### WHAT NEEDS TO BE DONE
Please transcribe the data below exactly. Leave the pictures out.

### RECORDS TO PROCESS
□ □ □ □

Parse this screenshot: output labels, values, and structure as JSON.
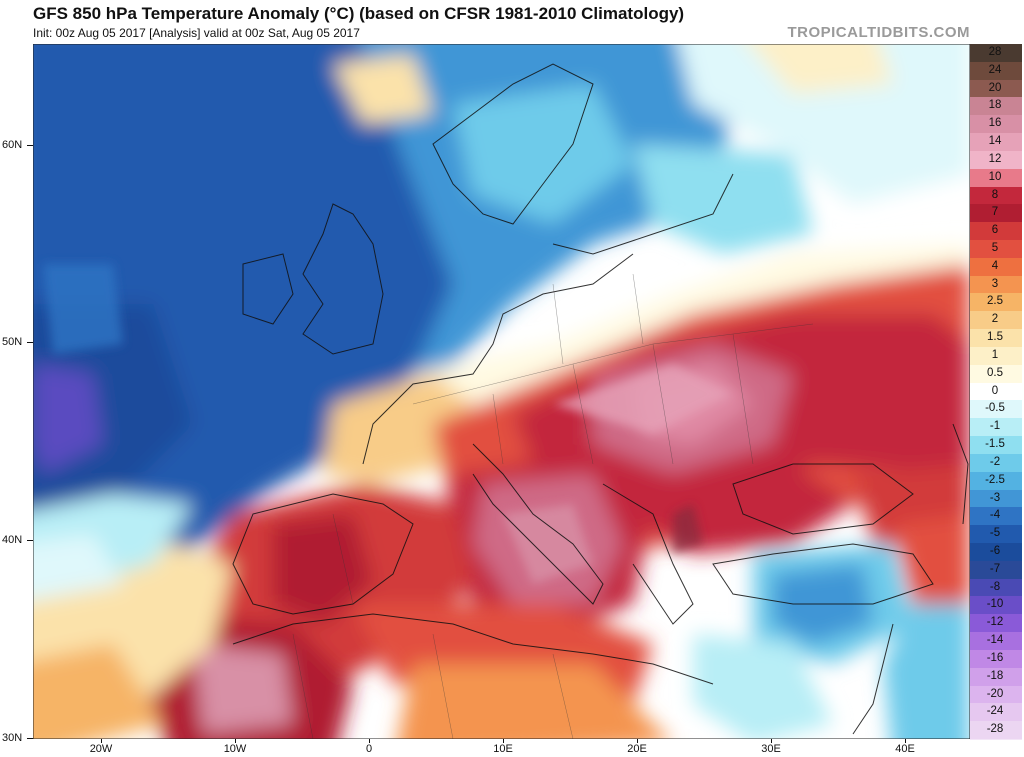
{
  "header": {
    "title": "GFS 850 hPa Temperature Anomaly (°C) (based on CFSR 1981-2010 Climatology)",
    "subtitle": "Init: 00z Aug 05 2017   [Analysis]   valid at 00z Sat, Aug 05 2017",
    "brand": "TROPICALTIDBITS.COM"
  },
  "axes": {
    "lat_labels": [
      "60N",
      "50N",
      "40N",
      "30N"
    ],
    "lon_labels": [
      "20W",
      "10W",
      "0",
      "10E",
      "20E",
      "30E",
      "40E"
    ]
  },
  "colorbar": {
    "labels": [
      "28",
      "24",
      "20",
      "18",
      "16",
      "14",
      "12",
      "10",
      "8",
      "7",
      "6",
      "5",
      "4",
      "3",
      "2.5",
      "2",
      "1.5",
      "1",
      "0.5",
      "0",
      "-0.5",
      "-1",
      "-1.5",
      "-2",
      "-2.5",
      "-3",
      "-4",
      "-5",
      "-6",
      "-7",
      "-8",
      "-10",
      "-12",
      "-14",
      "-16",
      "-18",
      "-20",
      "-24",
      "-28"
    ],
    "colors": [
      "#4a3a30",
      "#6e4a3c",
      "#8c5a50",
      "#c98494",
      "#d890a6",
      "#e6a2b8",
      "#f0b4c8",
      "#e87a8a",
      "#c3283c",
      "#b01e32",
      "#d23a3a",
      "#e25040",
      "#ee7040",
      "#f49450",
      "#f6b466",
      "#f8cc88",
      "#fbe2aa",
      "#fdf0c8",
      "#fffae2",
      "#ffffff",
      "#dff8fb",
      "#b8eef6",
      "#8fdff0",
      "#6ecbea",
      "#53b2e2",
      "#4196d6",
      "#2f74c4",
      "#215aae",
      "#1b4c9c",
      "#2a4a98",
      "#4a4ab4",
      "#6a4ec8",
      "#8a5ad8",
      "#a870e0",
      "#c088e6",
      "#d0a0ea",
      "#dcb4ee",
      "#e6c8f0",
      "#ecd6f2"
    ]
  },
  "map": {
    "region": "Europe, North Africa, North Atlantic",
    "colors": {
      "deep_blue": "#1e4f9e",
      "mid_blue": "#2f74c4",
      "light_blue": "#6ecbea",
      "cyan": "#b8eef6",
      "warm_yellow": "#f8cc88",
      "orange": "#ee7040",
      "red": "#d23a3a",
      "dark_red": "#b01e32",
      "pink": "#d890a6",
      "purple": "#4a4ab4"
    }
  }
}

□ □ □ □

### ANSWER IN FULL
Parse this screenshot: output labels, values, and structure as JSON.
{
  "header": {
    "title": "GFS 850 hPa Temperature Anomaly (°C) (based on CFSR 1981-2010 Climatology)",
    "subtitle": "Init: 00z Aug 05 2017   [Analysis]   valid at 00z Sat, Aug 05 2017",
    "brand": "TROPICALTIDBITS.COM"
  },
  "axes": {
    "lat_labels": [
      "60N",
      "50N",
      "40N",
      "30N"
    ],
    "lon_labels": [
      "20W",
      "10W",
      "0",
      "10E",
      "20E",
      "30E",
      "40E"
    ]
  },
  "colorbar": {
    "labels": [
      "28",
      "24",
      "20",
      "18",
      "16",
      "14",
      "12",
      "10",
      "8",
      "7",
      "6",
      "5",
      "4",
      "3",
      "2.5",
      "2",
      "1.5",
      "1",
      "0.5",
      "0",
      "-0.5",
      "-1",
      "-1.5",
      "-2",
      "-2.5",
      "-3",
      "-4",
      "-5",
      "-6",
      "-7",
      "-8",
      "-10",
      "-12",
      "-14",
      "-16",
      "-18",
      "-20",
      "-24",
      "-28"
    ],
    "colors": [
      "#4a3a30",
      "#6e4a3c",
      "#8c5a50",
      "#c98494",
      "#d890a6",
      "#e6a2b8",
      "#f0b4c8",
      "#e87a8a",
      "#c3283c",
      "#b01e32",
      "#d23a3a",
      "#e25040",
      "#ee7040",
      "#f49450",
      "#f6b466",
      "#f8cc88",
      "#fbe2aa",
      "#fdf0c8",
      "#fffae2",
      "#ffffff",
      "#dff8fb",
      "#b8eef6",
      "#8fdff0",
      "#6ecbea",
      "#53b2e2",
      "#4196d6",
      "#2f74c4",
      "#215aae",
      "#1b4c9c",
      "#2a4a98",
      "#4a4ab4",
      "#6a4ec8",
      "#8a5ad8",
      "#a870e0",
      "#c088e6",
      "#d0a0ea",
      "#dcb4ee",
      "#e6c8f0",
      "#ecd6f2"
    ]
  },
  "map": {
    "region": "Europe, North Africa, North Atlantic",
    "colors": {
      "deep_blue": "#1e4f9e",
      "mid_blue": "#2f74c4",
      "light_blue": "#6ecbea",
      "cyan": "#b8eef6",
      "warm_yellow": "#f8cc88",
      "orange": "#ee7040",
      "red": "#d23a3a",
      "dark_red": "#b01e32",
      "pink": "#d890a6",
      "purple": "#4a4ab4"
    }
  }
}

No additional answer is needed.